■ Directions for this task ■
Among the lines below, list those containing the string "economia".

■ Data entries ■
BEGIN
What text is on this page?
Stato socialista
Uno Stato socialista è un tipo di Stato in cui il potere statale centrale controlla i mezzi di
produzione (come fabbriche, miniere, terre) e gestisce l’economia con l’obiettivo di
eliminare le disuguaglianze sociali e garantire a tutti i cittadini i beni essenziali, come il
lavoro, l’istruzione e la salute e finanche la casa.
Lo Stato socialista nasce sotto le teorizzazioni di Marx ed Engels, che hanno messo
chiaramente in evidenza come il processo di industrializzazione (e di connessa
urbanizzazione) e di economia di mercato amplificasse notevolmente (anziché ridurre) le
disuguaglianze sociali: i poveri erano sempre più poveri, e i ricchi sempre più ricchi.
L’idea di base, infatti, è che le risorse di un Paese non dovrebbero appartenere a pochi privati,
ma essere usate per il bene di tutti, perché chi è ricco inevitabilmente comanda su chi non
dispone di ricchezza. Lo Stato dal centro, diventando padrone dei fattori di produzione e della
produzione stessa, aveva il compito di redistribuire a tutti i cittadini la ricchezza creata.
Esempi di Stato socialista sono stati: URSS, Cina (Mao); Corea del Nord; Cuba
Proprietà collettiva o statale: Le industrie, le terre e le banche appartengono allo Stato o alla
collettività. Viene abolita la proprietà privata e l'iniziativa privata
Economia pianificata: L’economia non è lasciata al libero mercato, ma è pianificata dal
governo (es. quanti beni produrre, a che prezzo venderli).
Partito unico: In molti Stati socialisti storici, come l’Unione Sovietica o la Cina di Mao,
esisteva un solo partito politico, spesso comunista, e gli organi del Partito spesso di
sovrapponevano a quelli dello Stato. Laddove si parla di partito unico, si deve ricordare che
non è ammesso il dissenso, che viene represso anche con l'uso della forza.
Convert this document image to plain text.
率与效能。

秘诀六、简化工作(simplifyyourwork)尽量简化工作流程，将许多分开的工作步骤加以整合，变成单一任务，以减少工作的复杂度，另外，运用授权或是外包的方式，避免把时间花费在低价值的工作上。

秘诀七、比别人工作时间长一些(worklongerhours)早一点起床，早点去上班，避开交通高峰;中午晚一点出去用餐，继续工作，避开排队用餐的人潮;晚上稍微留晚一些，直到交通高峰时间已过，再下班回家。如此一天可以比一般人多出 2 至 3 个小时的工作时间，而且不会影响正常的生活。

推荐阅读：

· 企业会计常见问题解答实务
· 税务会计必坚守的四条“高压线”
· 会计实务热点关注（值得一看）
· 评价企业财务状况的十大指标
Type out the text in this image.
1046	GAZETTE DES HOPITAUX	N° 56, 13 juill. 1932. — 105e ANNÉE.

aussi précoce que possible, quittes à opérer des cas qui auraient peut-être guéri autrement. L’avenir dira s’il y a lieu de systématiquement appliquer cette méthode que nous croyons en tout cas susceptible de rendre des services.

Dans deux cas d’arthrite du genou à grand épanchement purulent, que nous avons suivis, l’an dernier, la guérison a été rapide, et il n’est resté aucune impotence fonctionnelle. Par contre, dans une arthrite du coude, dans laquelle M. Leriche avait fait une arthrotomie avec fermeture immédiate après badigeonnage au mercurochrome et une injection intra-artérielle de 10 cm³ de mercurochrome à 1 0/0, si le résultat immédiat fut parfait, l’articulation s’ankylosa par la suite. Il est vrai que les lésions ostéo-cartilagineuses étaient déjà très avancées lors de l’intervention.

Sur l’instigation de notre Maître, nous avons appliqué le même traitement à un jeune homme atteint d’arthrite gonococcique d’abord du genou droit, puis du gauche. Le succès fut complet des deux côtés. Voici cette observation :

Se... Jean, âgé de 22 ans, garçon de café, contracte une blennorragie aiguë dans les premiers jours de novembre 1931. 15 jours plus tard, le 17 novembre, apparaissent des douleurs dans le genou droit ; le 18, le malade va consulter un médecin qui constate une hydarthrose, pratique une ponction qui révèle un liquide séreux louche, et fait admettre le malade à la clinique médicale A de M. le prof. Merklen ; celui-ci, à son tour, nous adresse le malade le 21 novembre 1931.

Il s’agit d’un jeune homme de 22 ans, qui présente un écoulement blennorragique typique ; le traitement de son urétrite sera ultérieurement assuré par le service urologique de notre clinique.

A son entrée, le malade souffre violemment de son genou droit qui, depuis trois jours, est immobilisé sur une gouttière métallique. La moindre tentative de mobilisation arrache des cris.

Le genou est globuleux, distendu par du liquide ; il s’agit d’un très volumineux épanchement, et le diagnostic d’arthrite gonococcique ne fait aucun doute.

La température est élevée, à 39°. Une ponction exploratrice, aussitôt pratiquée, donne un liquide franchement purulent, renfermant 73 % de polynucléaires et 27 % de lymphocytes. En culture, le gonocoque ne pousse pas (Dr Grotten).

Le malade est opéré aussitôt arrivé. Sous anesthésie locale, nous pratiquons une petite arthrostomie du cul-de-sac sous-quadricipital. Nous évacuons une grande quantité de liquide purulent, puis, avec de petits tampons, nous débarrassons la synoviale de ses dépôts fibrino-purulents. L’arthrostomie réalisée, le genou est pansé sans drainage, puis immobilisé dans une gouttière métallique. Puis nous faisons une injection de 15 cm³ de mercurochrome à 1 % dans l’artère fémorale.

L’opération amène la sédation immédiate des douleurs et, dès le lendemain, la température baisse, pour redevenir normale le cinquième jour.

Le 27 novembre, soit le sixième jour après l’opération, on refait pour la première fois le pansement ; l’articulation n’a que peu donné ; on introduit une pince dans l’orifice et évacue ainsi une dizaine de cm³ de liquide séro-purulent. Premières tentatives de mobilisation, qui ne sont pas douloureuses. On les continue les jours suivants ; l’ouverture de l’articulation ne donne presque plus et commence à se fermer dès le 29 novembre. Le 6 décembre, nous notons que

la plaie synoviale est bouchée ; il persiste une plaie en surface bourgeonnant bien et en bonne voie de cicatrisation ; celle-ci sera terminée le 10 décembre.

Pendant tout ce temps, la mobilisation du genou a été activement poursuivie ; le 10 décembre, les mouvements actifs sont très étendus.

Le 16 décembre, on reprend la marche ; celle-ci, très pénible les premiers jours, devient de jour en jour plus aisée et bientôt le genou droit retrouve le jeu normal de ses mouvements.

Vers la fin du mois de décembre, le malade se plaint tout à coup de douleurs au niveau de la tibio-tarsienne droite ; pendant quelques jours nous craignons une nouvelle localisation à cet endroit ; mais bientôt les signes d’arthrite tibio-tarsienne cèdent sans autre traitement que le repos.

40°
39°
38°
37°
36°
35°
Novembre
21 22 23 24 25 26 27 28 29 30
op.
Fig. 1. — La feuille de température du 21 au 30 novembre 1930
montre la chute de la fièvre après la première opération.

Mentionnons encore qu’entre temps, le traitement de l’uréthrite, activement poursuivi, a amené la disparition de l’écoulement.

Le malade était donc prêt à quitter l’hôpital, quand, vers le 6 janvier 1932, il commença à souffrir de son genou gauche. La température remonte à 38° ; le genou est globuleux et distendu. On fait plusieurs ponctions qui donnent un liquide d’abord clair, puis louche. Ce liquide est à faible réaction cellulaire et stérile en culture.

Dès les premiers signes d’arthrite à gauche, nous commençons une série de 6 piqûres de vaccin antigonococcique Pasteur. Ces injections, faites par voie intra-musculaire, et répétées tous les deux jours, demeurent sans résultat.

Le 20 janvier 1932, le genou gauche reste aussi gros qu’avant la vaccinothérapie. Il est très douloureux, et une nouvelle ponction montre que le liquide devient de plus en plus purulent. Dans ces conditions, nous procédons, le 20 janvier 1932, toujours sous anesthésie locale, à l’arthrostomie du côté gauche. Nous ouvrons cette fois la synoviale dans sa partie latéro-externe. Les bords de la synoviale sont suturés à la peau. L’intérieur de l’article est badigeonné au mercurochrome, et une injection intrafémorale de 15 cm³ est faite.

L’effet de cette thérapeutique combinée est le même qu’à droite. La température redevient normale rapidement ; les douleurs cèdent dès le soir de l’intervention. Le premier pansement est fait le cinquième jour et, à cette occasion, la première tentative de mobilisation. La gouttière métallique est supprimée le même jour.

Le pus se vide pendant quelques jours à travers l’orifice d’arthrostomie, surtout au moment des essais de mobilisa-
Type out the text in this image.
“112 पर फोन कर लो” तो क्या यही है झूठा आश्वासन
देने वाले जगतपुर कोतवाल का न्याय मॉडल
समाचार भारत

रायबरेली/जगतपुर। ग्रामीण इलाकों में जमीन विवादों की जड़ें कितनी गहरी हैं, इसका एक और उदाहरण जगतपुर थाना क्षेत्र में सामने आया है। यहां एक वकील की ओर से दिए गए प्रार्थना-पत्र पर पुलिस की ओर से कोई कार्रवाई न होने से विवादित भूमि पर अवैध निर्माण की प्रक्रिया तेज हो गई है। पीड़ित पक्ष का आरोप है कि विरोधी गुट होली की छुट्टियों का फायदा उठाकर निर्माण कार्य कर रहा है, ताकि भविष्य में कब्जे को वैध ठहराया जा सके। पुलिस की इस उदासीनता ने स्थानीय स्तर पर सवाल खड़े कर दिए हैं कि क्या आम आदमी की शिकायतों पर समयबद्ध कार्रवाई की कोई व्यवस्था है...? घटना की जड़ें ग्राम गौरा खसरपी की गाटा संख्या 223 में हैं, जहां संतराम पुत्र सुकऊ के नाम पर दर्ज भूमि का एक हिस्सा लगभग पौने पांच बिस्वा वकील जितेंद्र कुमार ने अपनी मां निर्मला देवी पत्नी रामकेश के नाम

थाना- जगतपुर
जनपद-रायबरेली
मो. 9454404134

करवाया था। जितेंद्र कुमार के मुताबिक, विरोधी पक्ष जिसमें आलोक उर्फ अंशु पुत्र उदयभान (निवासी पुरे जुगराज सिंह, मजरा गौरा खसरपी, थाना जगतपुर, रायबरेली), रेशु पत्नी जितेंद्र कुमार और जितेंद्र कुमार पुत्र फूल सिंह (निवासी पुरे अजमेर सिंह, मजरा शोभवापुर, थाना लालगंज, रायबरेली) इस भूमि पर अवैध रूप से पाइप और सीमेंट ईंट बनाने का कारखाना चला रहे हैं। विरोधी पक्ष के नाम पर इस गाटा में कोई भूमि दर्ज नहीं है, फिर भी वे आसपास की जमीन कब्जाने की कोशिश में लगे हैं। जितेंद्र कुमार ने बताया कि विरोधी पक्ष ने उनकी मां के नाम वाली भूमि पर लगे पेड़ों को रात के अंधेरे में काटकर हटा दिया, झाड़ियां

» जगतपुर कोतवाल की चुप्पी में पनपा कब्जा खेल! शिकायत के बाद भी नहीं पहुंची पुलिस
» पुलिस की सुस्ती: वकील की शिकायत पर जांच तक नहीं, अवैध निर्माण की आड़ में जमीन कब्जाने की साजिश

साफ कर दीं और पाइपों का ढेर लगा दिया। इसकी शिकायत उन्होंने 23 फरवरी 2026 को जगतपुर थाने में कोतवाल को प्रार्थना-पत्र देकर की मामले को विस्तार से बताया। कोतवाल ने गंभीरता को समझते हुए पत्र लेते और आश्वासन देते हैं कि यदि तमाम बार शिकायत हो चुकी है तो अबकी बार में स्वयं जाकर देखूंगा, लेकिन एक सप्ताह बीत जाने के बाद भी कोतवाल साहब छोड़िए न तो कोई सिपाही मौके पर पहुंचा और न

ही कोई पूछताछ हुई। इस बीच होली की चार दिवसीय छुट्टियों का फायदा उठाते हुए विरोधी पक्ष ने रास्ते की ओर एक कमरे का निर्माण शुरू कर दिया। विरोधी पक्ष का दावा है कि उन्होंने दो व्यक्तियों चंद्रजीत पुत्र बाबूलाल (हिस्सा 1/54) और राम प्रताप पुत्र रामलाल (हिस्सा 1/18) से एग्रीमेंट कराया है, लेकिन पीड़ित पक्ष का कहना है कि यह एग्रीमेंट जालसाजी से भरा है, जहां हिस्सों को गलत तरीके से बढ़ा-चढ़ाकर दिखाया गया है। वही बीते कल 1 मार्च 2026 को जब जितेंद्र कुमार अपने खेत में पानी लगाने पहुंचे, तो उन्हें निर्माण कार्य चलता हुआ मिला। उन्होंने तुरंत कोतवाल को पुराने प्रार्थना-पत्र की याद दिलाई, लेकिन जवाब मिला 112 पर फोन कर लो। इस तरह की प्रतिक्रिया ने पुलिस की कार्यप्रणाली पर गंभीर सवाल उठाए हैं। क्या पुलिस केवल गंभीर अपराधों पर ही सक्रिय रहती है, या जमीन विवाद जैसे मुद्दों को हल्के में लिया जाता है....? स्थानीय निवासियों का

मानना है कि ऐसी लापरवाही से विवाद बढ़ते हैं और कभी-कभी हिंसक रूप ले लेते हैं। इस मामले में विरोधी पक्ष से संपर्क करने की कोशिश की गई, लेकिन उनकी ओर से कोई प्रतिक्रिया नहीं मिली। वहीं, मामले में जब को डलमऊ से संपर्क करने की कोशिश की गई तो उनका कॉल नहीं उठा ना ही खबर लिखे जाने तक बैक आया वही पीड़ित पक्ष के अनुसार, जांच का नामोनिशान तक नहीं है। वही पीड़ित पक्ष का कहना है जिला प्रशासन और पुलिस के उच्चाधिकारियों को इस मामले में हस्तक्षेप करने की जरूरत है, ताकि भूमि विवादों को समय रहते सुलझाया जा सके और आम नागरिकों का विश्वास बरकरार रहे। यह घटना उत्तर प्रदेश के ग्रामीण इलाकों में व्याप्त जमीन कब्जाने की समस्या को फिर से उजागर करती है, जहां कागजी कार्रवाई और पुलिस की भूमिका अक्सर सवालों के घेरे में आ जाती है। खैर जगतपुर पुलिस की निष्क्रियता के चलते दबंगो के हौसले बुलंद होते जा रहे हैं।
END
■ Written answer ■
produzione (come fabbriche, miniere, terre) e gestisce l’economia con l’obiettivo di
urbanizzazione) e di economia di mercato amplificasse notevolmente (anziché ridurre) le
Economia pianificata: L’economia non è lasciata al libero mercato, ma è pianificata dal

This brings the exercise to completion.